### Set exercise
Switch "Instrument panel wire" to "Instrument panel harness" everywhere it appears in all of the records below, and leave every other line unchanged. Omit the pictures from your output.

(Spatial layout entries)
## START

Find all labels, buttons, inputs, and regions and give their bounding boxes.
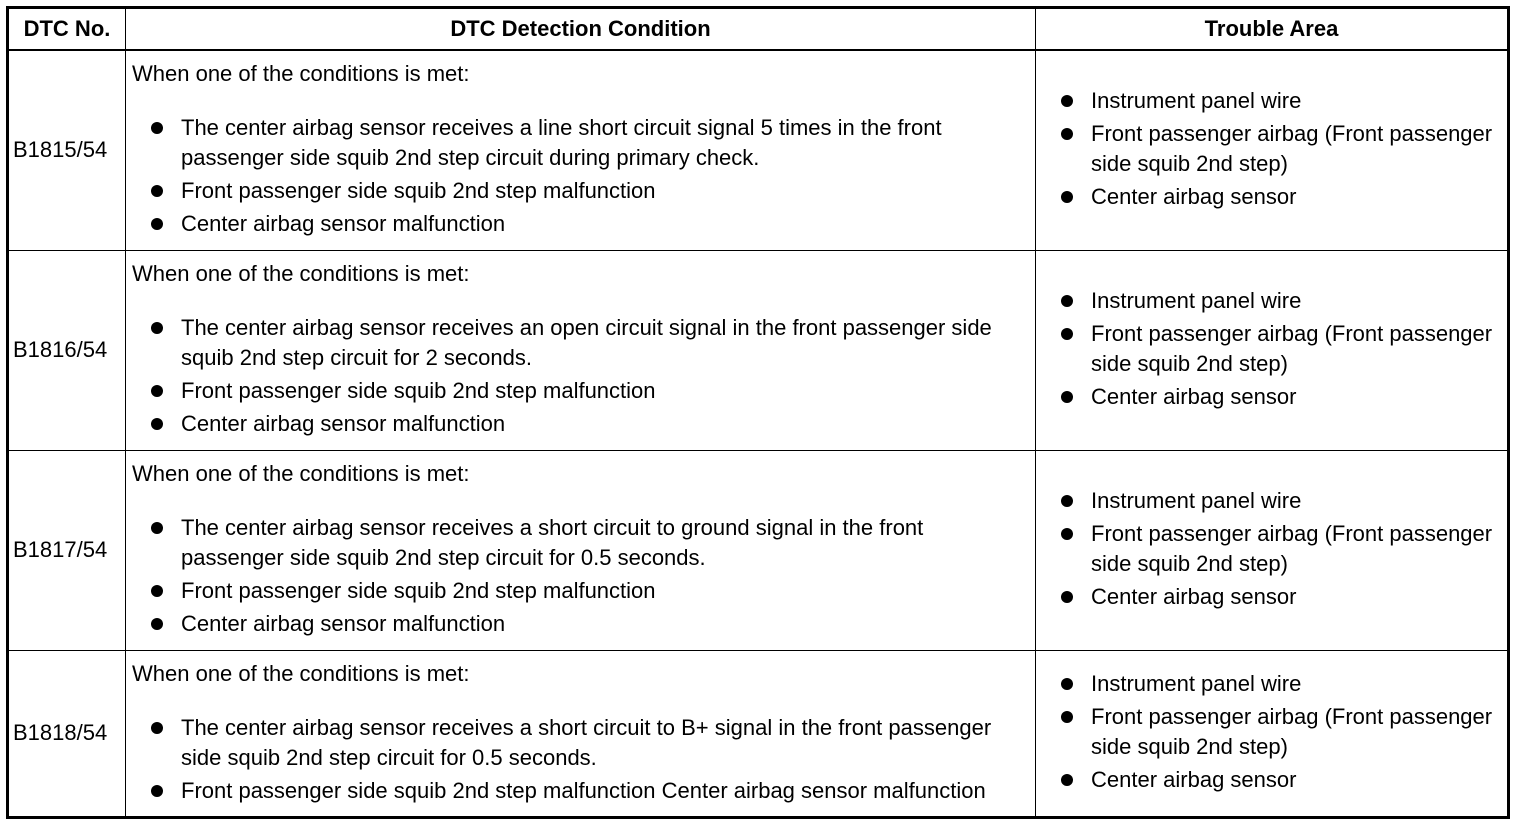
condition-text: The center airbag sensor receives a short circuit to ground signal in the front passenger side squib 2nd step circuit for 0.5 seconds.	[181, 514, 924, 570]
bullet-icon	[151, 418, 163, 430]
trouble-area-item	[1058, 319, 1501, 379]
condition-item	[148, 713, 1029, 773]
dtc-code: B1817/54	[8, 450, 126, 650]
trouble-area-item	[1058, 382, 1501, 412]
condition-item	[148, 176, 1029, 206]
bullet-icon	[1061, 678, 1073, 690]
condition-item	[148, 576, 1029, 606]
header-trouble-area: Trouble Area	[1036, 8, 1509, 51]
header-detection-condition: DTC Detection Condition	[126, 8, 1036, 51]
trouble-area-item	[1058, 119, 1501, 179]
condition-item	[148, 513, 1029, 573]
trouble-area-item	[1058, 582, 1501, 612]
bullet-icon	[151, 722, 163, 734]
trouble-area-text: Center airbag sensor	[1091, 766, 1297, 792]
condition-text: The center airbag sensor receives a line short circuit signal 5 times in the front passenger side squib 2nd step circuit during primary check.	[181, 115, 942, 170]
trouble-area-item	[1058, 669, 1501, 699]
detection-condition-cell	[126, 650, 1036, 817]
trouble-area-item	[1058, 519, 1501, 579]
bullet-icon	[1061, 591, 1073, 603]
condition-item	[148, 776, 1029, 806]
trouble-area-cell	[1036, 450, 1509, 650]
detection-condition-cell	[126, 50, 1036, 250]
trouble-area-list	[1058, 669, 1501, 795]
condition-item	[148, 376, 1029, 406]
trouble-area-cell	[1036, 250, 1509, 450]
table-row	[8, 450, 1509, 650]
condition-item	[148, 209, 1029, 239]
trouble-area-item	[1058, 286, 1501, 316]
trouble-area-text: Instrument panel wire	[1091, 487, 1302, 513]
dtc-code: B1818/54	[8, 650, 126, 817]
trouble-area-cell	[1036, 50, 1509, 250]
dtc-code: B1815/54	[8, 50, 126, 250]
bullet-icon	[1061, 495, 1073, 507]
trouble-area-cell	[1036, 650, 1509, 817]
bullet-icon	[1061, 128, 1073, 140]
bullet-icon	[151, 122, 163, 134]
trouble-area-text: Front passenger airbag (Front passenger side squib 2nd step)	[1091, 320, 1493, 376]
table-row	[8, 250, 1509, 450]
bullet-icon	[1061, 95, 1073, 107]
trouble-area-item	[1058, 702, 1501, 762]
condition-intro: When one of the conditions is met:	[132, 460, 470, 486]
condition-intro: When one of the conditions is met:	[132, 61, 470, 86]
detection-condition-cell	[126, 450, 1036, 650]
trouble-area-list	[1058, 486, 1501, 612]
bullet-icon	[151, 218, 163, 230]
trouble-area-item	[1058, 486, 1501, 516]
bullet-icon	[151, 385, 163, 397]
bullet-icon	[1061, 528, 1073, 540]
bullet-icon	[1061, 191, 1073, 203]
bullet-icon	[1061, 328, 1073, 340]
trouble-area-text: Instrument panel wire	[1091, 670, 1302, 696]
condition-item	[148, 313, 1029, 373]
condition-list	[132, 713, 1029, 806]
bullet-icon	[1061, 711, 1073, 723]
trouble-area-text: Center airbag sensor	[1091, 183, 1297, 209]
table-row	[8, 50, 1509, 250]
bullet-icon	[151, 522, 163, 534]
condition-text: Center airbag sensor malfunction	[181, 610, 506, 636]
dtc-code: B1816/54	[8, 250, 126, 450]
bullet-icon	[151, 785, 163, 797]
condition-text: Front passenger side squib 2nd step malfunction	[181, 377, 656, 403]
condition-text: Center airbag sensor malfunction	[181, 211, 506, 236]
trouble-area-list	[1058, 86, 1501, 212]
condition-text: The center airbag sensor receives a short circuit to B+ signal in the front passenger side squib 2nd step circuit for 0.5 seconds.	[181, 714, 992, 770]
bullet-icon	[151, 585, 163, 597]
condition-item	[148, 409, 1029, 439]
trouble-area-item	[1058, 86, 1501, 116]
bullet-icon	[151, 322, 163, 334]
condition-intro: When one of the conditions is met:	[132, 260, 470, 286]
table-row	[8, 650, 1509, 817]
trouble-area-list	[1058, 286, 1501, 412]
bullet-icon	[1061, 774, 1073, 786]
header-dtc-no: DTC No.	[8, 8, 126, 51]
trouble-area-text: Front passenger airbag (Front passenger side squib 2nd step)	[1091, 703, 1493, 759]
condition-list	[132, 313, 1029, 439]
condition-text: Front passenger side squib 2nd step malfunction Center airbag sensor malfunction	[181, 777, 986, 803]
bullet-icon	[151, 185, 163, 197]
trouble-area-item	[1058, 765, 1501, 795]
trouble-area-text: Instrument panel wire	[1091, 287, 1302, 313]
condition-text: Front passenger side squib 2nd step malfunction	[181, 577, 656, 603]
condition-item	[148, 113, 1029, 173]
bullet-icon	[1061, 391, 1073, 403]
bullet-icon	[1061, 295, 1073, 307]
trouble-area-text: Center airbag sensor	[1091, 383, 1297, 409]
condition-text: Center airbag sensor malfunction	[181, 410, 506, 436]
condition-text: The center airbag sensor receives an open circuit signal in the front passenger side squib 2nd step circuit for 2 seconds.	[181, 314, 992, 370]
condition-item	[148, 609, 1029, 639]
header-row	[8, 8, 1509, 51]
dtc-table	[6, 6, 1510, 819]
bullet-icon	[151, 618, 163, 630]
condition-intro: When one of the conditions is met:	[132, 660, 470, 686]
trouble-area-text: Center airbag sensor	[1091, 583, 1297, 609]
trouble-area-text: Front passenger airbag (Front passenger side squib 2nd step)	[1091, 520, 1493, 576]
trouble-area-item	[1058, 182, 1501, 212]
condition-list	[132, 113, 1029, 239]
trouble-area-text: Instrument panel wire	[1091, 87, 1302, 113]
detection-condition-cell	[126, 250, 1036, 450]
trouble-area-text: Front passenger airbag (Front passenger side squib 2nd step)	[1091, 120, 1493, 176]
condition-list	[132, 513, 1029, 639]
condition-text: Front passenger side squib 2nd step malfunction	[181, 178, 656, 203]
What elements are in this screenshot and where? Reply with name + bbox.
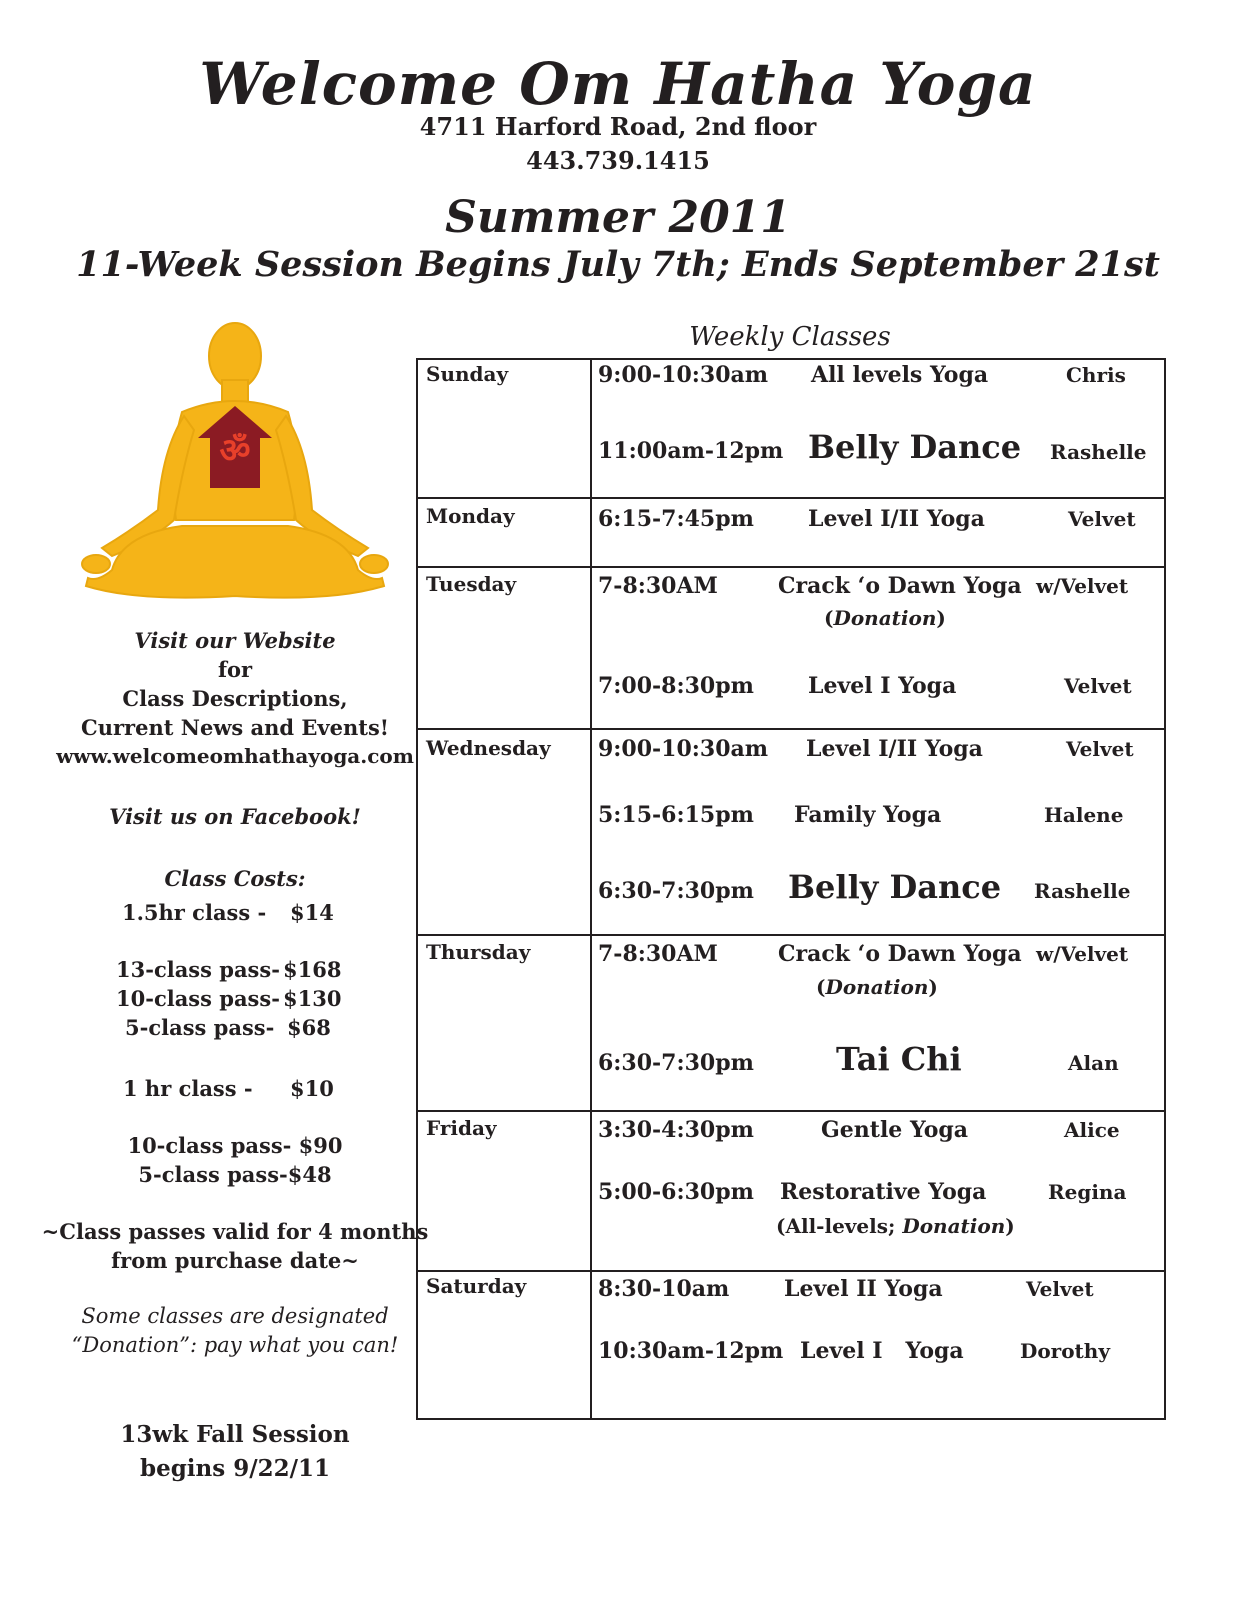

## END

### Correct response
Find all labels, buttons, inputs, and regions and give their bounding boxes.
condition-text: The center airbag sensor receives a short circuit to ground signal in the front passenger side squib 2nd step circuit for 0.5 seconds.	[181, 514, 924, 570]
bullet-icon	[151, 418, 163, 430]
trouble-area-item	[1058, 319, 1501, 379]
condition-item	[148, 713, 1029, 773]
dtc-code: B1817/54	[8, 450, 126, 650]
trouble-area-item	[1058, 382, 1501, 412]
condition-item	[148, 176, 1029, 206]
bullet-icon	[1061, 678, 1073, 690]
condition-item	[148, 576, 1029, 606]
header-trouble-area: Trouble Area	[1036, 8, 1509, 51]
header-detection-condition: DTC Detection Condition	[126, 8, 1036, 51]
trouble-area-item	[1058, 119, 1501, 179]
condition-item	[148, 513, 1029, 573]
trouble-area-item	[1058, 582, 1501, 612]
bullet-icon	[151, 722, 163, 734]
trouble-area-text: Center airbag sensor	[1091, 766, 1297, 792]
condition-text: The center airbag sensor receives a line short circuit signal 5 times in the front passenger side squib 2nd step circuit during primary check.	[181, 115, 942, 170]
trouble-area-item	[1058, 669, 1501, 699]
detection-condition-cell	[126, 650, 1036, 817]
trouble-area-item	[1058, 519, 1501, 579]
bullet-icon	[1061, 591, 1073, 603]
condition-item	[148, 776, 1029, 806]
trouble-area-cell	[1036, 450, 1509, 650]
detection-condition-cell	[126, 50, 1036, 250]
trouble-area-list	[1058, 669, 1501, 795]
condition-item	[148, 376, 1029, 406]
trouble-area-cell	[1036, 250, 1509, 450]
table-row	[8, 450, 1509, 650]
condition-item	[148, 209, 1029, 239]
trouble-area-item	[1058, 286, 1501, 316]
trouble-area-text: Instrument panel harness	[1091, 487, 1302, 513]
dtc-code: B1818/54	[8, 650, 126, 817]
trouble-area-cell	[1036, 50, 1509, 250]
dtc-code: B1815/54	[8, 50, 126, 250]
bullet-icon	[1061, 495, 1073, 507]
trouble-area-cell	[1036, 650, 1509, 817]
bullet-icon	[1061, 128, 1073, 140]
bullet-icon	[151, 122, 163, 134]
trouble-area-text: Front passenger airbag (Front passenger side squib 2nd step)	[1091, 320, 1493, 376]
table-row	[8, 250, 1509, 450]
bullet-icon	[1061, 95, 1073, 107]
trouble-area-item	[1058, 702, 1501, 762]
condition-intro: When one of the conditions is met:	[132, 460, 470, 486]
condition-intro: When one of the conditions is met:	[132, 61, 470, 86]
detection-condition-cell	[126, 450, 1036, 650]
trouble-area-list	[1058, 486, 1501, 612]
bullet-icon	[151, 218, 163, 230]
trouble-area-item	[1058, 486, 1501, 516]
bullet-icon	[151, 385, 163, 397]
bullet-icon	[1061, 528, 1073, 540]
bullet-icon	[1061, 191, 1073, 203]
bullet-icon	[1061, 328, 1073, 340]
trouble-area-text: Instrument panel harness	[1091, 670, 1302, 696]
condition-item	[148, 313, 1029, 373]
condition-list	[132, 713, 1029, 806]
bullet-icon	[1061, 711, 1073, 723]
trouble-area-text: Center airbag sensor	[1091, 183, 1297, 209]
table-row	[8, 50, 1509, 250]
bullet-icon	[151, 522, 163, 534]
condition-text: Center airbag sensor malfunction	[181, 610, 506, 636]
dtc-code: B1816/54	[8, 250, 126, 450]
bullet-icon	[151, 785, 163, 797]
condition-text: Front passenger side squib 2nd step malfunction	[181, 377, 656, 403]
condition-text: Center airbag sensor malfunction	[181, 211, 506, 236]
trouble-area-list	[1058, 86, 1501, 212]
condition-text: The center airbag sensor receives a short circuit to B+ signal in the front passenger side squib 2nd step circuit for 0.5 seconds.	[181, 714, 992, 770]
bullet-icon	[151, 585, 163, 597]
condition-item	[148, 409, 1029, 439]
trouble-area-item	[1058, 86, 1501, 116]
bullet-icon	[151, 322, 163, 334]
condition-intro: When one of the conditions is met:	[132, 260, 470, 286]
table-row	[8, 650, 1509, 817]
trouble-area-list	[1058, 286, 1501, 412]
bullet-icon	[1061, 774, 1073, 786]
header-dtc-no: DTC No.	[8, 8, 126, 51]
trouble-area-text: Front passenger airbag (Front passenger side squib 2nd step)	[1091, 703, 1493, 759]
condition-list	[132, 313, 1029, 439]
condition-text: Front passenger side squib 2nd step malfunction Center airbag sensor malfunction	[181, 777, 986, 803]
bullet-icon	[151, 185, 163, 197]
trouble-area-item	[1058, 765, 1501, 795]
trouble-area-text: Instrument panel harness	[1091, 287, 1302, 313]
condition-text: Front passenger side squib 2nd step malfunction	[181, 577, 656, 603]
condition-item	[148, 113, 1029, 173]
bullet-icon	[1061, 391, 1073, 403]
bullet-icon	[1061, 295, 1073, 307]
trouble-area-text: Center airbag sensor	[1091, 383, 1297, 409]
condition-text: Center airbag sensor malfunction	[181, 410, 506, 436]
condition-text: The center airbag sensor receives an open circuit signal in the front passenger side squib 2nd step circuit for 2 seconds.	[181, 314, 992, 370]
condition-item	[148, 609, 1029, 639]
header-row	[8, 8, 1509, 51]
dtc-table	[6, 6, 1510, 819]
bullet-icon	[151, 618, 163, 630]
condition-intro: When one of the conditions is met:	[132, 660, 470, 686]
trouble-area-text: Center airbag sensor	[1091, 583, 1297, 609]
trouble-area-text: Front passenger airbag (Front passenger side squib 2nd step)	[1091, 520, 1493, 576]
trouble-area-item	[1058, 182, 1501, 212]
condition-list	[132, 113, 1029, 239]
trouble-area-text: Instrument panel harness	[1091, 87, 1302, 113]
detection-condition-cell	[126, 250, 1036, 450]
trouble-area-text: Front passenger airbag (Front passenger side squib 2nd step)	[1091, 120, 1493, 176]
condition-list	[132, 513, 1029, 639]
condition-text: Front passenger side squib 2nd step malfunction	[181, 178, 656, 203]
What elements are in this screenshot and where? Reply with name + bbox.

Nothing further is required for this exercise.